▶ **MATERIAL FOR THIS EXERCISE**

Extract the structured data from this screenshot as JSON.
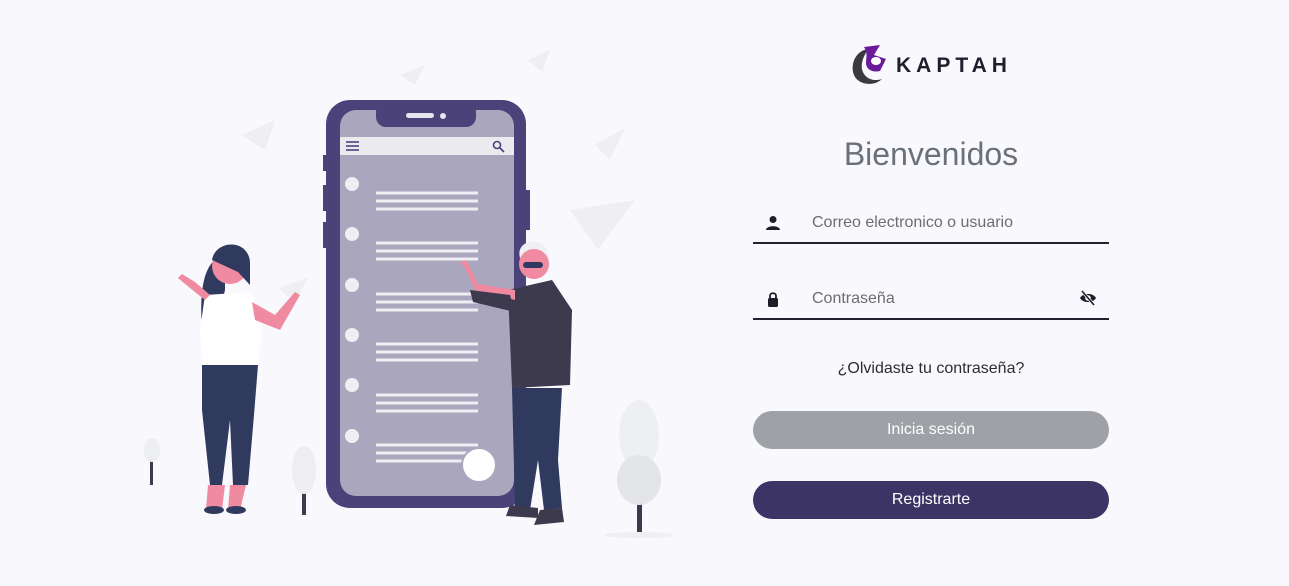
{
  "brand": {
    "name": "KAPTAH",
    "accent_color": "#6a1b9a",
    "dark_color": "#3d3466"
  },
  "login": {
    "heading": "Bienvenidos",
    "email_placeholder": "Correo electronico o usuario",
    "email_value": "",
    "password_placeholder": "Contraseña",
    "password_value": "",
    "forgot_link": "¿Olvidaste tu contraseña?",
    "login_button": "Inicia sesión",
    "register_button": "Registrarte",
    "login_button_color": "#9ea1a6",
    "register_button_color": "#3d3466"
  },
  "icons": {
    "email": "user-icon",
    "password": "lock-icon",
    "toggle_visibility": "eye-slash-icon",
    "menu": "hamburger-icon",
    "search": "search-icon"
  }
}
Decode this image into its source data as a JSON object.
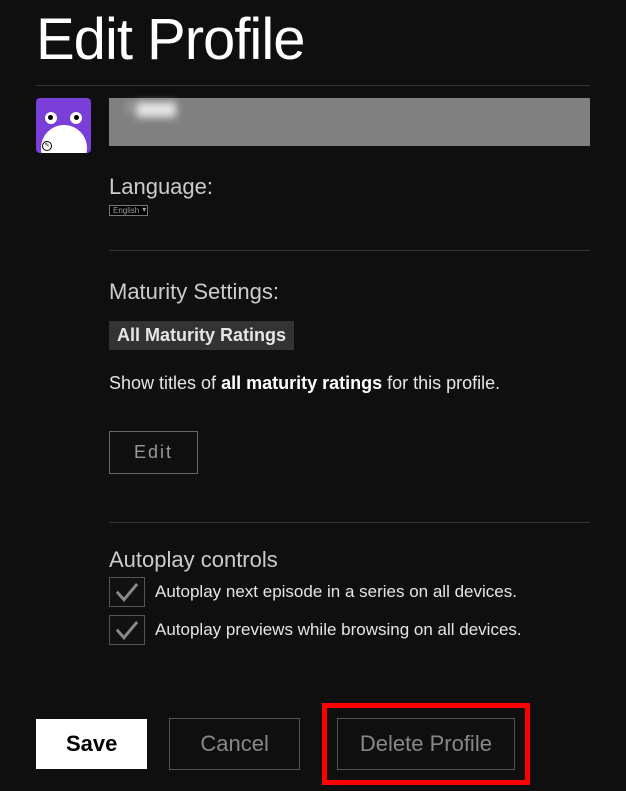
{
  "page": {
    "title": "Edit Profile"
  },
  "profile": {
    "name": "I ▆▆▆"
  },
  "language": {
    "label": "Language:",
    "selected": "English"
  },
  "maturity": {
    "label": "Maturity Settings:",
    "badge": "All Maturity Ratings",
    "desc_prefix": "Show titles of ",
    "desc_bold": "all maturity ratings",
    "desc_suffix": " for this profile.",
    "edit_label": "Edit"
  },
  "autoplay": {
    "label": "Autoplay controls",
    "opt_next": "Autoplay next episode in a series on all devices.",
    "opt_previews": "Autoplay previews while browsing on all devices."
  },
  "footer": {
    "save": "Save",
    "cancel": "Cancel",
    "delete": "Delete Profile"
  }
}
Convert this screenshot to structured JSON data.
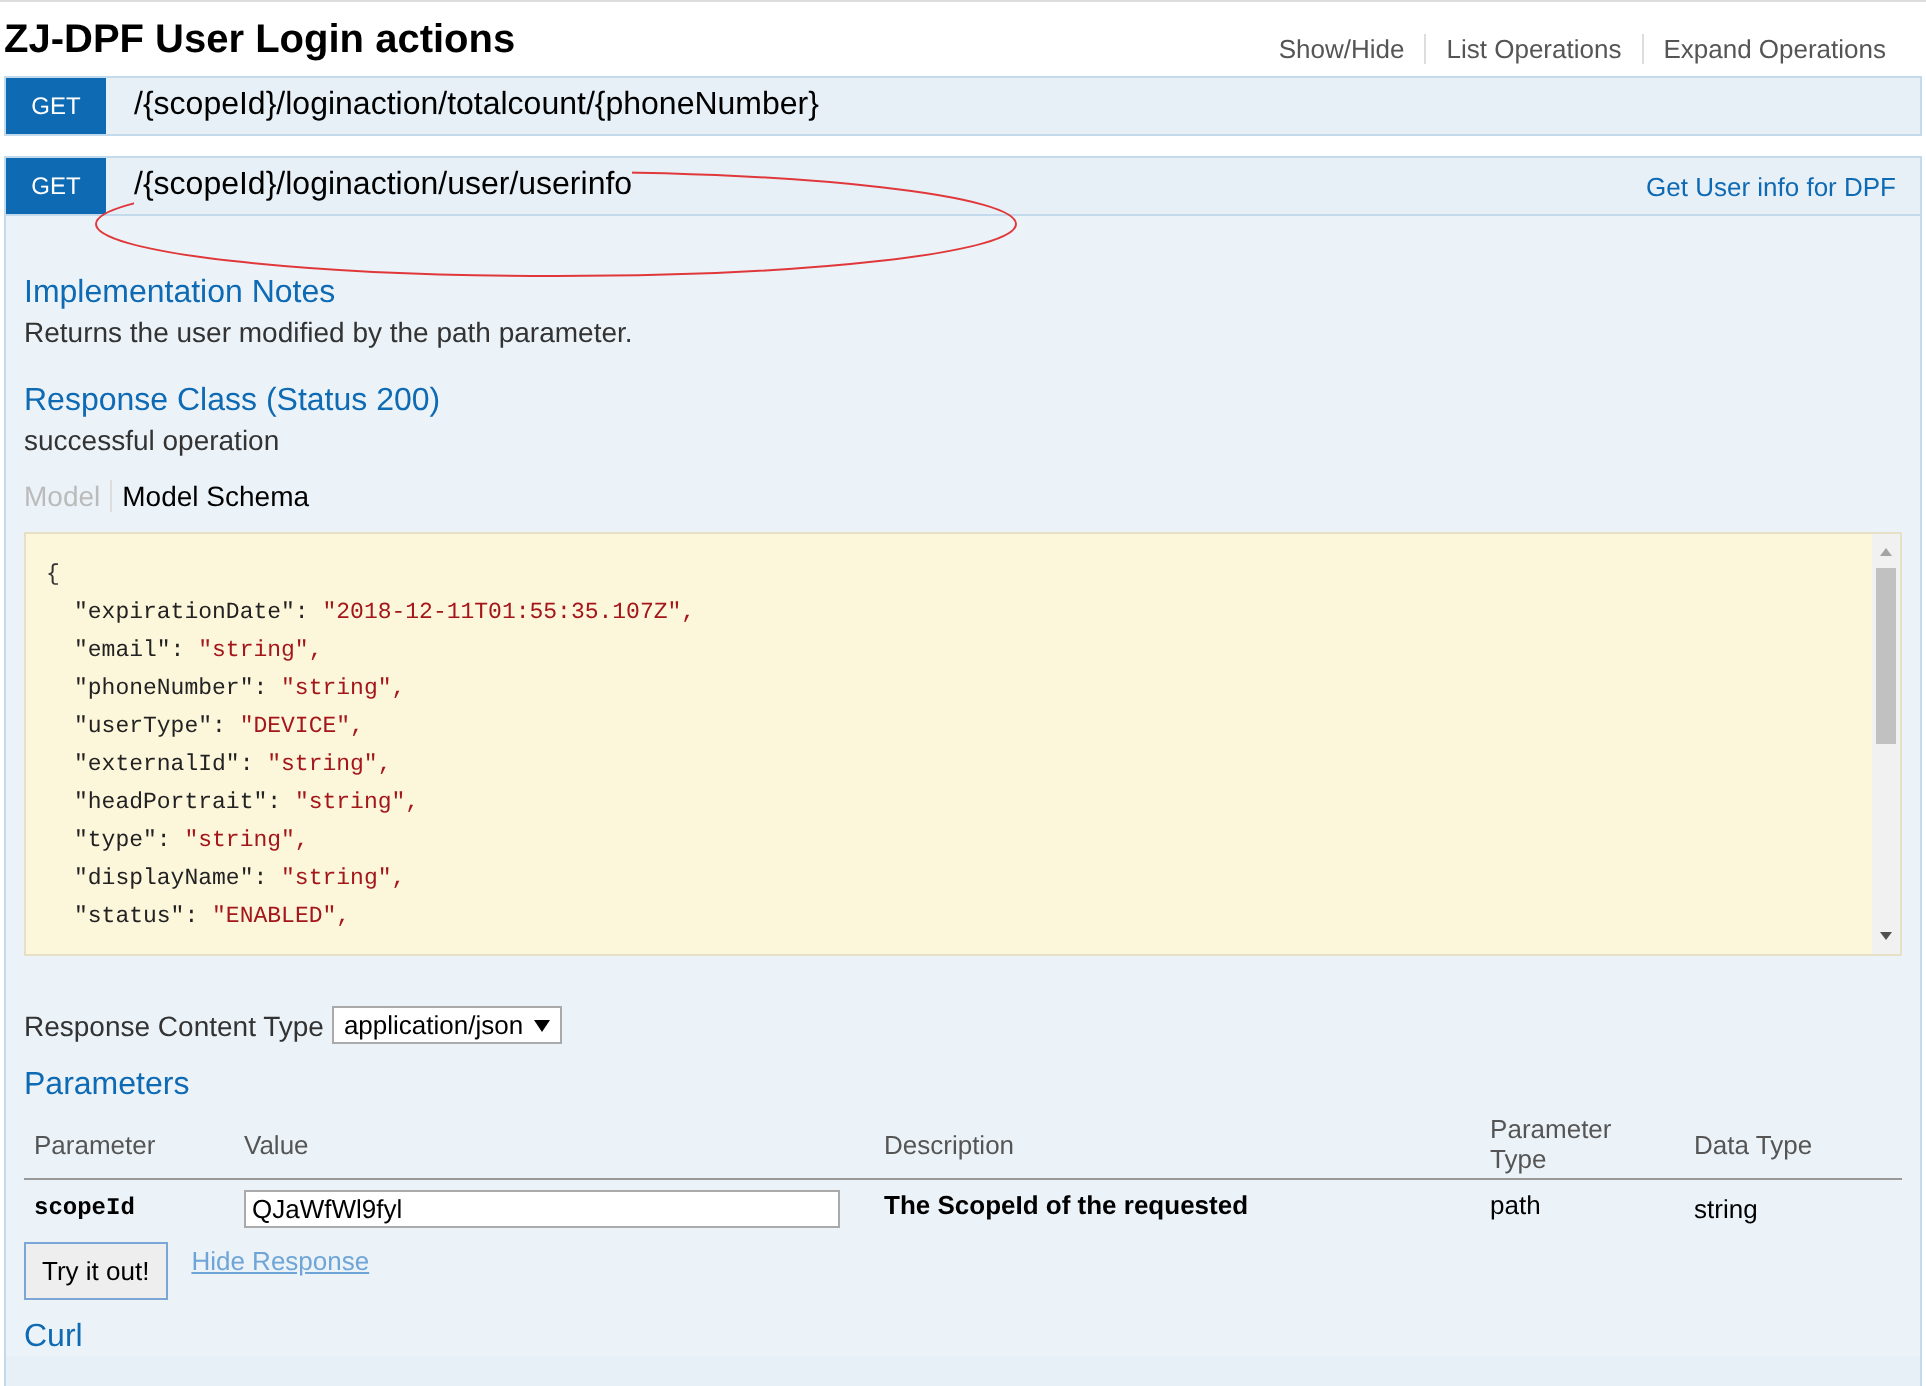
{
  "title": "ZJ-DPF User Login actions",
  "header_links": [
    "Show/Hide",
    "List Operations",
    "Expand Operations"
  ],
  "operations": [
    {
      "method": "GET",
      "path": "/{scopeId}/loginaction/totalcount/{phoneNumber}",
      "expanded": false
    },
    {
      "method": "GET",
      "path": "/{scopeId}/loginaction/user/userinfo",
      "summary": "Get User info for DPF",
      "expanded": true
    }
  ],
  "implementation_notes": {
    "heading": "Implementation Notes",
    "text": "Returns the user modified by the path parameter."
  },
  "response_class": {
    "heading": "Response Class (Status 200)",
    "text": "successful operation"
  },
  "model_tabs": [
    {
      "label": "Model",
      "selected": false
    },
    {
      "label": "Model Schema",
      "selected": true
    }
  ],
  "schema": {
    "open": "{",
    "lines": [
      {
        "key": "\"expirationDate\":",
        "value": "\"2018-12-11T01:55:35.107Z\","
      },
      {
        "key": "\"email\":",
        "value": "\"string\","
      },
      {
        "key": "\"phoneNumber\":",
        "value": "\"string\","
      },
      {
        "key": "\"userType\":",
        "value": "\"DEVICE\","
      },
      {
        "key": "\"externalId\":",
        "value": "\"string\","
      },
      {
        "key": "\"headPortrait\":",
        "value": "\"string\","
      },
      {
        "key": "\"type\":",
        "value": "\"string\","
      },
      {
        "key": "\"displayName\":",
        "value": "\"string\","
      },
      {
        "key": "\"status\":",
        "value": "\"ENABLED\","
      }
    ]
  },
  "response_content_type": {
    "label": "Response Content Type",
    "value": "application/json"
  },
  "parameters": {
    "heading": "Parameters",
    "columns": [
      "Parameter",
      "Value",
      "Description",
      "Parameter Type",
      "Data Type"
    ],
    "rows": [
      {
        "name": "scopeId",
        "value": "QJaWfWl9fyl",
        "description": "The ScopeId of the requested",
        "param_type": "path",
        "data_type": "string"
      }
    ]
  },
  "try_button": "Try it out!",
  "hide_response": "Hide Response",
  "curl_heading": "Curl"
}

▶ **GOAL**
Report every line containing the word "screenshot" from the listing above.

▶ **TASK RESPONSE**
Extract the structured data from this screenshot as JSON.
Convert this screenshot to structured JSON data.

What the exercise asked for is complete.